--- TO DO ---
Identify every line in the records below that contains the word "shall", and copy each of those lines.

Data extracted from a collection
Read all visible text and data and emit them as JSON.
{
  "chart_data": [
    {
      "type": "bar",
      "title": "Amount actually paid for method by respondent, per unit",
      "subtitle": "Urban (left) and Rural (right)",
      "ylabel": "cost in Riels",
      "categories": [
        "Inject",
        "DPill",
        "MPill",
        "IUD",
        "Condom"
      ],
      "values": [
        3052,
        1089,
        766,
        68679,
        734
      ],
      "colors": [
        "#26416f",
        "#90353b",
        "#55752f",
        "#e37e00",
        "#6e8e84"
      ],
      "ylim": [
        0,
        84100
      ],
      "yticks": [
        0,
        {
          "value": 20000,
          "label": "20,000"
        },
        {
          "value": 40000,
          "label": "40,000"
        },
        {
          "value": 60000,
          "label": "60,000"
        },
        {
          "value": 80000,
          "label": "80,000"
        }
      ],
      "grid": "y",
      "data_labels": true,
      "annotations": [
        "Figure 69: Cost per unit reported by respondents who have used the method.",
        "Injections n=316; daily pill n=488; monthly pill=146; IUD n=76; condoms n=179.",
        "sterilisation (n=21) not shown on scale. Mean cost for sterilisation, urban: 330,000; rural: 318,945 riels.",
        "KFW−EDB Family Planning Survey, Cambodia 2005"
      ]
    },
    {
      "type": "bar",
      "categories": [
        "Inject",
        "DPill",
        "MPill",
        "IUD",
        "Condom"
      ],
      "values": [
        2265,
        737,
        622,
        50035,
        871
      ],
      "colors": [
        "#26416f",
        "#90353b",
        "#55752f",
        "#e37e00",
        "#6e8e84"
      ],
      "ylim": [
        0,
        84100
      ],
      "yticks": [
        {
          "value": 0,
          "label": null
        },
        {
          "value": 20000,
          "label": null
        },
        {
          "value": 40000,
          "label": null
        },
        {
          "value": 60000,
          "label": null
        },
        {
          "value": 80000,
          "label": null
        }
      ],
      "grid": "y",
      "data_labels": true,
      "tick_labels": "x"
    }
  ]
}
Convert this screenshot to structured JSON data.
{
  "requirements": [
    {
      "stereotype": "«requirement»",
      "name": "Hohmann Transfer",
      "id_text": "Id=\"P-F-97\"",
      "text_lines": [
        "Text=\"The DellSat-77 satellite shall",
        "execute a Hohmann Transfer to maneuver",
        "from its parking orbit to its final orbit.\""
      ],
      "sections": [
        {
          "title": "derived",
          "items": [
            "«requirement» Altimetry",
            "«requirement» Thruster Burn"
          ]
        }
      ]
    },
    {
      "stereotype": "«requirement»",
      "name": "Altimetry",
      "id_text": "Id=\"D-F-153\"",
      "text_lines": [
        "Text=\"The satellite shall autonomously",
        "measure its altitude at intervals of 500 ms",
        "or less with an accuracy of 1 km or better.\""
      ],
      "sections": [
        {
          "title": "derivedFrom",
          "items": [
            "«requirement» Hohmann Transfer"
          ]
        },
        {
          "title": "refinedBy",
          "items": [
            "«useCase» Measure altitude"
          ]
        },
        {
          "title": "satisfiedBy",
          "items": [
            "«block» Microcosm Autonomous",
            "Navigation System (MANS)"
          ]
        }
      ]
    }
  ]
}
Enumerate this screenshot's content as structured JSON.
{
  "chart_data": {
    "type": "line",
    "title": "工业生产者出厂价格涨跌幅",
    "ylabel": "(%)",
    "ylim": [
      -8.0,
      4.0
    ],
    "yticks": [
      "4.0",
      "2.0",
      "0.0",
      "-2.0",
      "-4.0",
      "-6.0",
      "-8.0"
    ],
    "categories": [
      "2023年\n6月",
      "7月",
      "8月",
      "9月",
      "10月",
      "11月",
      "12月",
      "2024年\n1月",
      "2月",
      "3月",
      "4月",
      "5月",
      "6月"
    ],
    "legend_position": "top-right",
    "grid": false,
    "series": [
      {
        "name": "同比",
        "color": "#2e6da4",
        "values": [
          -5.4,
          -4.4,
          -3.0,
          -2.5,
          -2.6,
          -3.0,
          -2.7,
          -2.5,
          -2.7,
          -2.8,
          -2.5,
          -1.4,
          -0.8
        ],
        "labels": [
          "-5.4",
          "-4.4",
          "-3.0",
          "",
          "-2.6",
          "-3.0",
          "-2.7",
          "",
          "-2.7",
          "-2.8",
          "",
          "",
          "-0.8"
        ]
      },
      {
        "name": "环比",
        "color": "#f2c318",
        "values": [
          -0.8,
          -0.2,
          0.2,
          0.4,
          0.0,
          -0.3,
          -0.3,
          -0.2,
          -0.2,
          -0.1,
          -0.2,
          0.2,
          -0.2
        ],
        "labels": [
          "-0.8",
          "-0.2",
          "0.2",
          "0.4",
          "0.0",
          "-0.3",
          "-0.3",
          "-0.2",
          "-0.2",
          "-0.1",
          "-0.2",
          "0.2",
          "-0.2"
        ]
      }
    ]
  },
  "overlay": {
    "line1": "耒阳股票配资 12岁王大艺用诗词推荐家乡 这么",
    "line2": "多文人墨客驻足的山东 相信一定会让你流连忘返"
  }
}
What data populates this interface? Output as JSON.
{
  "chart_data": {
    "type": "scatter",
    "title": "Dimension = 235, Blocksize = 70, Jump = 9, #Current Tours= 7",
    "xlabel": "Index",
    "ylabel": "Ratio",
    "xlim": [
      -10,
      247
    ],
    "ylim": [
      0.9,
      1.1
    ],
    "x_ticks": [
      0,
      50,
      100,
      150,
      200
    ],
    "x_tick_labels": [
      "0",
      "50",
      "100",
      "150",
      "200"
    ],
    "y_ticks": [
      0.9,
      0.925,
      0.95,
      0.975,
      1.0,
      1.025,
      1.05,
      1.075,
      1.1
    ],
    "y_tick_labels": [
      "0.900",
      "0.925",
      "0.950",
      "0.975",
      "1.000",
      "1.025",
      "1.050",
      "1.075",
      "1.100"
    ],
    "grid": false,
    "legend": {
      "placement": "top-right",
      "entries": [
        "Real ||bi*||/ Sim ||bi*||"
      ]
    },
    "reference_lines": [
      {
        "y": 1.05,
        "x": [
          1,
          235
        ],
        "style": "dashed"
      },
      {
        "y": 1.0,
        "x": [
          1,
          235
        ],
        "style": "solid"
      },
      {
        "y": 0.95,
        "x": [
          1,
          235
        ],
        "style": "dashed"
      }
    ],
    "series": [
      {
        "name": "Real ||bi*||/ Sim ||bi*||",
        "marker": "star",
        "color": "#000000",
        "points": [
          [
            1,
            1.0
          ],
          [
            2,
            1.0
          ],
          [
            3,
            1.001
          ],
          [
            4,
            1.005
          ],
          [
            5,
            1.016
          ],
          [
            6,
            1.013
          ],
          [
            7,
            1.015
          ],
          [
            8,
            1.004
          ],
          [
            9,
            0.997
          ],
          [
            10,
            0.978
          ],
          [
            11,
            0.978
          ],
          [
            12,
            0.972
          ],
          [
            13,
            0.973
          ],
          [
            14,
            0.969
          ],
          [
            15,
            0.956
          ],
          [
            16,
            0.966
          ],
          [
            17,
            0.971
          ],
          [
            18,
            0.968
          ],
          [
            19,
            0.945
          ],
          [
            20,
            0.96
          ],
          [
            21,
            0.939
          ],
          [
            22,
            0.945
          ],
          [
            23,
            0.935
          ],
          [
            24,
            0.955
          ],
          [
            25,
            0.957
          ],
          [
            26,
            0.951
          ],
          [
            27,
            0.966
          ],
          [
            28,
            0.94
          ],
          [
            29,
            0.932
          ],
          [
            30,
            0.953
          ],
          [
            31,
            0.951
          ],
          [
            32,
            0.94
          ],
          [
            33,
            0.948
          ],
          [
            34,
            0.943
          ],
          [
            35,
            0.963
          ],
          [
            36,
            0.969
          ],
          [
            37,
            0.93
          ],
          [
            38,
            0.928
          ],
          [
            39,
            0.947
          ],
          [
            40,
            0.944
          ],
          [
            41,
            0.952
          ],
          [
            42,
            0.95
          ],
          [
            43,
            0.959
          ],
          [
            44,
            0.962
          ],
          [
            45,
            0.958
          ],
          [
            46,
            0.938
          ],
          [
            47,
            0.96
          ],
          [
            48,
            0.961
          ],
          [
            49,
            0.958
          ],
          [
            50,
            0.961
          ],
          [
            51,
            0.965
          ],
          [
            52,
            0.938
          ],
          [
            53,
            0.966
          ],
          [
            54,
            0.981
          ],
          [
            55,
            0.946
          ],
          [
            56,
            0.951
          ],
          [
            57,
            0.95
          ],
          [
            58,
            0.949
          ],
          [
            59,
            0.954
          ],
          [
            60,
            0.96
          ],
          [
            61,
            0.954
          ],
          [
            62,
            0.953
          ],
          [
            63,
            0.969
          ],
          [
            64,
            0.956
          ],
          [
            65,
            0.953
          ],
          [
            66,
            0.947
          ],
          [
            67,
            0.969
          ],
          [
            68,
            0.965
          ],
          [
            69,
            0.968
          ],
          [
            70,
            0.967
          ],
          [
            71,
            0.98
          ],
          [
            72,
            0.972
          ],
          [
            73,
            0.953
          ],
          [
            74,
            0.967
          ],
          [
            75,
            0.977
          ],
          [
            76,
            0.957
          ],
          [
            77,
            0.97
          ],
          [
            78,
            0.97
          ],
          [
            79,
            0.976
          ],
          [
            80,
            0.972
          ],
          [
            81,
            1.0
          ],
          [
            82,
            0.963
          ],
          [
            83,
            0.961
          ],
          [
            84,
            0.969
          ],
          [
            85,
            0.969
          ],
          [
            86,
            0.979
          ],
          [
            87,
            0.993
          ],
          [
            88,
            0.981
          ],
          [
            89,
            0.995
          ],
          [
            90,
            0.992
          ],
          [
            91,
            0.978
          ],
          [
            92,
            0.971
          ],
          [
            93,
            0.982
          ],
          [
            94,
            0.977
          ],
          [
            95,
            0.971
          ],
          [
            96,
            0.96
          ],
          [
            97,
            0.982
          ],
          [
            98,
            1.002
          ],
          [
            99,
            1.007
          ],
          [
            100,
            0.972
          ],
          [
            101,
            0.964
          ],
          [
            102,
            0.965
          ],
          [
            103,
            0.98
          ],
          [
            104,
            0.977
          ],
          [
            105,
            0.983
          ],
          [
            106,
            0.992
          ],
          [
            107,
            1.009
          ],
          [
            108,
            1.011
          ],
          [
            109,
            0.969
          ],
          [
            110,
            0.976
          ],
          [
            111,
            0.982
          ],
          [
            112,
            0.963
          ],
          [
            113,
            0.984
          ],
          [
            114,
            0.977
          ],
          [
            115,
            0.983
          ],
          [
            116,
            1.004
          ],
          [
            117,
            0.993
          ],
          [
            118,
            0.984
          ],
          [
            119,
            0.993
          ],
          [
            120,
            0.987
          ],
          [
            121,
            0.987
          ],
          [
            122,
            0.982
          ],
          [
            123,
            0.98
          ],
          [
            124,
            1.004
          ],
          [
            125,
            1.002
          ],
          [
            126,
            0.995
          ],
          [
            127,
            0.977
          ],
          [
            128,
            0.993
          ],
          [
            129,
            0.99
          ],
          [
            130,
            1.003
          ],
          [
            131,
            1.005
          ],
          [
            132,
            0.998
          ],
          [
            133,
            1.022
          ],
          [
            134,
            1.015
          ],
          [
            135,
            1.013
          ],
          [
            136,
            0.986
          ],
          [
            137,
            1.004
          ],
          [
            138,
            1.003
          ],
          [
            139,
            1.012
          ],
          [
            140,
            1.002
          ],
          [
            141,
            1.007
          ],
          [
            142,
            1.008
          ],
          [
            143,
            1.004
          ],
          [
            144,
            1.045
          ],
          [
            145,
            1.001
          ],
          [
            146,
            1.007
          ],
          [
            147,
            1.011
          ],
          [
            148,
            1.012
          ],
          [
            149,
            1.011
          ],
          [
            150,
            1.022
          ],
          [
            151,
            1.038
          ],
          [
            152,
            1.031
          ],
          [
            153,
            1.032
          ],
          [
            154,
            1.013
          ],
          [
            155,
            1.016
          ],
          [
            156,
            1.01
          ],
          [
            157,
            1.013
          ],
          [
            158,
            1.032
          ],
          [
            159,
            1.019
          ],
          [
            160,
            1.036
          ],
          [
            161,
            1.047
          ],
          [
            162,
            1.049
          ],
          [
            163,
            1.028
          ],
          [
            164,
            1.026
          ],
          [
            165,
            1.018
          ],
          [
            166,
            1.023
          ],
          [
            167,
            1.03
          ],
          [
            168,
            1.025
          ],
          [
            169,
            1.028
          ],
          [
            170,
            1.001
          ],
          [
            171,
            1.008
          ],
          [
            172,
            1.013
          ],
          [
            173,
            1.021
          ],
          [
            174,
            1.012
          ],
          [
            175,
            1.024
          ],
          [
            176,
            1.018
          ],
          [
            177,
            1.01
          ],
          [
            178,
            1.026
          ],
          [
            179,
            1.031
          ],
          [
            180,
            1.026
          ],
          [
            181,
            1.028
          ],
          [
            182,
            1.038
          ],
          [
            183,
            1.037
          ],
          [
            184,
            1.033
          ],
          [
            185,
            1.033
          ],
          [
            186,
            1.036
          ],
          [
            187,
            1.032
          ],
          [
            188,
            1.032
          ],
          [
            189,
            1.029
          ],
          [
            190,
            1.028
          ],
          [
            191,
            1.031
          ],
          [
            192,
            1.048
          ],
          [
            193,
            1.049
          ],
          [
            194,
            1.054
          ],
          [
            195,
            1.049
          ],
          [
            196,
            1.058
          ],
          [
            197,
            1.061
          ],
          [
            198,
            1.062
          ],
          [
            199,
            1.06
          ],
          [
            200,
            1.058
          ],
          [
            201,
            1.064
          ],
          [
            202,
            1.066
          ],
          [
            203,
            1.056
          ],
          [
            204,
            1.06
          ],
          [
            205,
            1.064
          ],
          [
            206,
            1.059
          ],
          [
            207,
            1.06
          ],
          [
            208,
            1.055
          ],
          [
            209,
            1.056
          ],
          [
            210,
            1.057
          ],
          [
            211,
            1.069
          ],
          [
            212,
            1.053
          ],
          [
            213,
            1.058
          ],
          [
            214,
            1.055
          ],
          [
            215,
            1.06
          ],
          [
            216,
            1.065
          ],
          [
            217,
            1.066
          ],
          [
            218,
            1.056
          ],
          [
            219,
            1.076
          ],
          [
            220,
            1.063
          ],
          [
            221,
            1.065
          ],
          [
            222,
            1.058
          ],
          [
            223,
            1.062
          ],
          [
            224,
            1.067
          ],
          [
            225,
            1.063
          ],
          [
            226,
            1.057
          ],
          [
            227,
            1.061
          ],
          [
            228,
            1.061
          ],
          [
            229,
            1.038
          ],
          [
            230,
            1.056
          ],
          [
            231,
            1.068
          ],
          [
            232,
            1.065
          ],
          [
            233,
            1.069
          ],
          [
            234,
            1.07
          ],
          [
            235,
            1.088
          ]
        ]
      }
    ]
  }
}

--- EXERCISE OUTPUT ---
        "Text=\"The DellSat-77 satellite shall",
        "Text=\"The satellite shall autonomously",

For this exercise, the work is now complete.